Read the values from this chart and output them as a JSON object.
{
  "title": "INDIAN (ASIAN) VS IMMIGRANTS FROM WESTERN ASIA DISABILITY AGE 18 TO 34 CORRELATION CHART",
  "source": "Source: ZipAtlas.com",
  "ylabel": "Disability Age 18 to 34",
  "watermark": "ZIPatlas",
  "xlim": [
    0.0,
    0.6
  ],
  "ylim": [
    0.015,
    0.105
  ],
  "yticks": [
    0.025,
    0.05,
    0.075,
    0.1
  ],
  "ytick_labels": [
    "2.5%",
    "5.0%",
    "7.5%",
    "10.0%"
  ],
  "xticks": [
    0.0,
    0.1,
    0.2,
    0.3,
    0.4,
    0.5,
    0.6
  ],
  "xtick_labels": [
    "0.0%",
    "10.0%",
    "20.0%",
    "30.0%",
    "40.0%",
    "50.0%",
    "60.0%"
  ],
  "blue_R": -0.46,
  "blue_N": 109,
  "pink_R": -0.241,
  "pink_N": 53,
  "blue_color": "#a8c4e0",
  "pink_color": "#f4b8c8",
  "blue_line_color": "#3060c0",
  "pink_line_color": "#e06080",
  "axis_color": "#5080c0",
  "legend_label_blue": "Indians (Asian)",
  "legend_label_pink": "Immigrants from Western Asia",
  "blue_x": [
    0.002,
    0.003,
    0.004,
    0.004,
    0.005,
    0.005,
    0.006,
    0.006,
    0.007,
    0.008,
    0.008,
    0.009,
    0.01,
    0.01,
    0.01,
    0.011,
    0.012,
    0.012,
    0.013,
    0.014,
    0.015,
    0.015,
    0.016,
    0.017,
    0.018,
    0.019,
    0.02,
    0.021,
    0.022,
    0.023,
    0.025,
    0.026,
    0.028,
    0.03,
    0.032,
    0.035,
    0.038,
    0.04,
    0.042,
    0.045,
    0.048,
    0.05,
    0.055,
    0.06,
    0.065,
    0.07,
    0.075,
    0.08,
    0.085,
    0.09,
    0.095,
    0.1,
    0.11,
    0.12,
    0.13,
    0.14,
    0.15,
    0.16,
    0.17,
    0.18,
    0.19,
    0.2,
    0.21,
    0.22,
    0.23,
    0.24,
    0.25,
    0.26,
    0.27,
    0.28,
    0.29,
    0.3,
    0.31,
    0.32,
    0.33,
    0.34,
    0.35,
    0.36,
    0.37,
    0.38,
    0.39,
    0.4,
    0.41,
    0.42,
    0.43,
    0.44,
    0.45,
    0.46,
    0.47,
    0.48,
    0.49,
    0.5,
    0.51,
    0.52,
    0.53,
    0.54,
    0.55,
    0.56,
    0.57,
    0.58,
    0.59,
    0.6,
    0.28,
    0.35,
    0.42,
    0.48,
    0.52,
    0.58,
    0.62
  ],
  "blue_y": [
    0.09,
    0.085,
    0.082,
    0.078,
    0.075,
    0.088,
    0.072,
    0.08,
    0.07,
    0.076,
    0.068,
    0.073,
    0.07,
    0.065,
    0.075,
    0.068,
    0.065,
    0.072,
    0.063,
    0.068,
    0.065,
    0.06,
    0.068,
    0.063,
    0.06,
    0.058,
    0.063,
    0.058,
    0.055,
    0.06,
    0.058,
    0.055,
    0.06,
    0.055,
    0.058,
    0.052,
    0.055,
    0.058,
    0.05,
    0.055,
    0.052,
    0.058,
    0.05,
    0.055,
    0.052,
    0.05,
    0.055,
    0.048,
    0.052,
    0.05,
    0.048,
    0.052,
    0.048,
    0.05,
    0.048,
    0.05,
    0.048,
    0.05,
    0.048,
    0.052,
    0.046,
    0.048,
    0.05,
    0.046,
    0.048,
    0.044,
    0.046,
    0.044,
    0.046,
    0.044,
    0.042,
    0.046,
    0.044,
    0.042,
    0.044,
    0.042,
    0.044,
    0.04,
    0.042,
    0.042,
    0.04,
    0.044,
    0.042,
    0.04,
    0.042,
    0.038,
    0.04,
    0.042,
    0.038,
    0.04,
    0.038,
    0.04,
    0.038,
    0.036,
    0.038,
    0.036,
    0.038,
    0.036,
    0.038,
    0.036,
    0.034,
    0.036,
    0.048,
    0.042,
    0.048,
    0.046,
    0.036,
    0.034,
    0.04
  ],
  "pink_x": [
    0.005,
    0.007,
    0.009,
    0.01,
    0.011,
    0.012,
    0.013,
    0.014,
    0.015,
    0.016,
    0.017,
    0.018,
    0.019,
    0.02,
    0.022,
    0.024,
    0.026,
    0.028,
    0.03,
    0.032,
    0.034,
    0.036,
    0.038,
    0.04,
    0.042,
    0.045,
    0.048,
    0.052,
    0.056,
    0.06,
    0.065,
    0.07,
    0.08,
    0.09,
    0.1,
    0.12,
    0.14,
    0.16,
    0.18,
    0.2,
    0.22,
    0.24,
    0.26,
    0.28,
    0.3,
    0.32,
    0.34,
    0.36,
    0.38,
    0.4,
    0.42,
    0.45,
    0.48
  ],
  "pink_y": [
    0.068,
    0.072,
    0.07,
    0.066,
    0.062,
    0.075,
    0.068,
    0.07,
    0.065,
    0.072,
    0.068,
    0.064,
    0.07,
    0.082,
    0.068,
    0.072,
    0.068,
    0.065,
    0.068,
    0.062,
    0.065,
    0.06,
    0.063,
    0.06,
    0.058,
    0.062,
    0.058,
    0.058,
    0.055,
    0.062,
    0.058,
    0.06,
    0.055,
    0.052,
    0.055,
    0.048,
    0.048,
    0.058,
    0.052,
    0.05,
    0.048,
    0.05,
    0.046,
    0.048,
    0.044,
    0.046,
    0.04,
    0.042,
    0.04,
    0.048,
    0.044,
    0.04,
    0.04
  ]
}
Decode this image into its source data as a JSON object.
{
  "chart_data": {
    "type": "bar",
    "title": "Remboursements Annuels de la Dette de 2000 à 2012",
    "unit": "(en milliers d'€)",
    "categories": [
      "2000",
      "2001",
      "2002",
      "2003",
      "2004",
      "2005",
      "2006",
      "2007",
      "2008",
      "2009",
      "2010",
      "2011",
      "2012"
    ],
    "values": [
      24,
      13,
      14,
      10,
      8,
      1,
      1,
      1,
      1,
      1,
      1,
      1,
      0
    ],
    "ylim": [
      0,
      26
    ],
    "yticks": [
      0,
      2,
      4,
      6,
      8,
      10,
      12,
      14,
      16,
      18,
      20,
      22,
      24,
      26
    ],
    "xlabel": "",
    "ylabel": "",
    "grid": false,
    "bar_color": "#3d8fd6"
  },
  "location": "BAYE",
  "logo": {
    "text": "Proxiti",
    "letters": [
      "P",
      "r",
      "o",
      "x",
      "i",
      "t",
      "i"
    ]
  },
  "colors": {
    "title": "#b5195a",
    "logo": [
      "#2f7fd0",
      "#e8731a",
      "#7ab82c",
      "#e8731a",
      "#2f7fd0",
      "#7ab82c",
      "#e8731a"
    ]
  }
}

* * *

WHAT TO DO>
The whole listing above needs to be written out again exactly.

EXPECTED ANSWER>
Read the values from this chart and output them as a JSON object.
{
  "title": "INDIAN (ASIAN) VS IMMIGRANTS FROM WESTERN ASIA DISABILITY AGE 18 TO 34 CORRELATION CHART",
  "source": "Source: ZipAtlas.com",
  "ylabel": "Disability Age 18 to 34",
  "watermark": "ZIPatlas",
  "xlim": [
    0.0,
    0.6
  ],
  "ylim": [
    0.015,
    0.105
  ],
  "yticks": [
    0.025,
    0.05,
    0.075,
    0.1
  ],
  "ytick_labels": [
    "2.5%",
    "5.0%",
    "7.5%",
    "10.0%"
  ],
  "xticks": [
    0.0,
    0.1,
    0.2,
    0.3,
    0.4,
    0.5,
    0.6
  ],
  "xtick_labels": [
    "0.0%",
    "10.0%",
    "20.0%",
    "30.0%",
    "40.0%",
    "50.0%",
    "60.0%"
  ],
  "blue_R": -0.46,
  "blue_N": 109,
  "pink_R": -0.241,
  "pink_N": 53,
  "blue_color": "#a8c4e0",
  "pink_color": "#f4b8c8",
  "blue_line_color": "#3060c0",
  "pink_line_color": "#e06080",
  "axis_color": "#5080c0",
  "legend_label_blue": "Indians (Asian)",
  "legend_label_pink": "Immigrants from Western Asia",
  "blue_x": [
    0.002,
    0.003,
    0.004,
    0.004,
    0.005,
    0.005,
    0.006,
    0.006,
    0.007,
    0.008,
    0.008,
    0.009,
    0.01,
    0.01,
    0.01,
    0.011,
    0.012,
    0.012,
    0.013,
    0.014,
    0.015,
    0.015,
    0.016,
    0.017,
    0.018,
    0.019,
    0.02,
    0.021,
    0.022,
    0.023,
    0.025,
    0.026,
    0.028,
    0.03,
    0.032,
    0.035,
    0.038,
    0.04,
    0.042,
    0.045,
    0.048,
    0.05,
    0.055,
    0.06,
    0.065,
    0.07,
    0.075,
    0.08,
    0.085,
    0.09,
    0.095,
    0.1,
    0.11,
    0.12,
    0.13,
    0.14,
    0.15,
    0.16,
    0.17,
    0.18,
    0.19,
    0.2,
    0.21,
    0.22,
    0.23,
    0.24,
    0.25,
    0.26,
    0.27,
    0.28,
    0.29,
    0.3,
    0.31,
    0.32,
    0.33,
    0.34,
    0.35,
    0.36,
    0.37,
    0.38,
    0.39,
    0.4,
    0.41,
    0.42,
    0.43,
    0.44,
    0.45,
    0.46,
    0.47,
    0.48,
    0.49,
    0.5,
    0.51,
    0.52,
    0.53,
    0.54,
    0.55,
    0.56,
    0.57,
    0.58,
    0.59,
    0.6,
    0.28,
    0.35,
    0.42,
    0.48,
    0.52,
    0.58,
    0.62
  ],
  "blue_y": [
    0.09,
    0.085,
    0.082,
    0.078,
    0.075,
    0.088,
    0.072,
    0.08,
    0.07,
    0.076,
    0.068,
    0.073,
    0.07,
    0.065,
    0.075,
    0.068,
    0.065,
    0.072,
    0.063,
    0.068,
    0.065,
    0.06,
    0.068,
    0.063,
    0.06,
    0.058,
    0.063,
    0.058,
    0.055,
    0.06,
    0.058,
    0.055,
    0.06,
    0.055,
    0.058,
    0.052,
    0.055,
    0.058,
    0.05,
    0.055,
    0.052,
    0.058,
    0.05,
    0.055,
    0.052,
    0.05,
    0.055,
    0.048,
    0.052,
    0.05,
    0.048,
    0.052,
    0.048,
    0.05,
    0.048,
    0.05,
    0.048,
    0.05,
    0.048,
    0.052,
    0.046,
    0.048,
    0.05,
    0.046,
    0.048,
    0.044,
    0.046,
    0.044,
    0.046,
    0.044,
    0.042,
    0.046,
    0.044,
    0.042,
    0.044,
    0.042,
    0.044,
    0.04,
    0.042,
    0.042,
    0.04,
    0.044,
    0.042,
    0.04,
    0.042,
    0.038,
    0.04,
    0.042,
    0.038,
    0.04,
    0.038,
    0.04,
    0.038,
    0.036,
    0.038,
    0.036,
    0.038,
    0.036,
    0.038,
    0.036,
    0.034,
    0.036,
    0.048,
    0.042,
    0.048,
    0.046,
    0.036,
    0.034,
    0.04
  ],
  "pink_x": [
    0.005,
    0.007,
    0.009,
    0.01,
    0.011,
    0.012,
    0.013,
    0.014,
    0.015,
    0.016,
    0.017,
    0.018,
    0.019,
    0.02,
    0.022,
    0.024,
    0.026,
    0.028,
    0.03,
    0.032,
    0.034,
    0.036,
    0.038,
    0.04,
    0.042,
    0.045,
    0.048,
    0.052,
    0.056,
    0.06,
    0.065,
    0.07,
    0.08,
    0.09,
    0.1,
    0.12,
    0.14,
    0.16,
    0.18,
    0.2,
    0.22,
    0.24,
    0.26,
    0.28,
    0.3,
    0.32,
    0.34,
    0.36,
    0.38,
    0.4,
    0.42,
    0.45,
    0.48
  ],
  "pink_y": [
    0.068,
    0.072,
    0.07,
    0.066,
    0.062,
    0.075,
    0.068,
    0.07,
    0.065,
    0.072,
    0.068,
    0.064,
    0.07,
    0.082,
    0.068,
    0.072,
    0.068,
    0.065,
    0.068,
    0.062,
    0.065,
    0.06,
    0.063,
    0.06,
    0.058,
    0.062,
    0.058,
    0.058,
    0.055,
    0.062,
    0.058,
    0.06,
    0.055,
    0.052,
    0.055,
    0.048,
    0.048,
    0.058,
    0.052,
    0.05,
    0.048,
    0.05,
    0.046,
    0.048,
    0.044,
    0.046,
    0.04,
    0.042,
    0.04,
    0.048,
    0.044,
    0.04,
    0.04
  ]
}
Decode this image into its source data as a JSON object.
{
  "chart_data": {
    "type": "bar",
    "title": "Remboursements Annuels de la Dette de 2000 à 2012",
    "unit": "(en milliers d'€)",
    "categories": [
      "2000",
      "2001",
      "2002",
      "2003",
      "2004",
      "2005",
      "2006",
      "2007",
      "2008",
      "2009",
      "2010",
      "2011",
      "2012"
    ],
    "values": [
      24,
      13,
      14,
      10,
      8,
      1,
      1,
      1,
      1,
      1,
      1,
      1,
      0
    ],
    "ylim": [
      0,
      26
    ],
    "yticks": [
      0,
      2,
      4,
      6,
      8,
      10,
      12,
      14,
      16,
      18,
      20,
      22,
      24,
      26
    ],
    "xlabel": "",
    "ylabel": "",
    "grid": false,
    "bar_color": "#3d8fd6"
  },
  "location": "BAYE",
  "logo": {
    "text": "Proxiti",
    "letters": [
      "P",
      "r",
      "o",
      "x",
      "i",
      "t",
      "i"
    ]
  },
  "colors": {
    "title": "#b5195a",
    "logo": [
      "#2f7fd0",
      "#e8731a",
      "#7ab82c",
      "#e8731a",
      "#2f7fd0",
      "#7ab82c",
      "#e8731a"
    ]
  }
}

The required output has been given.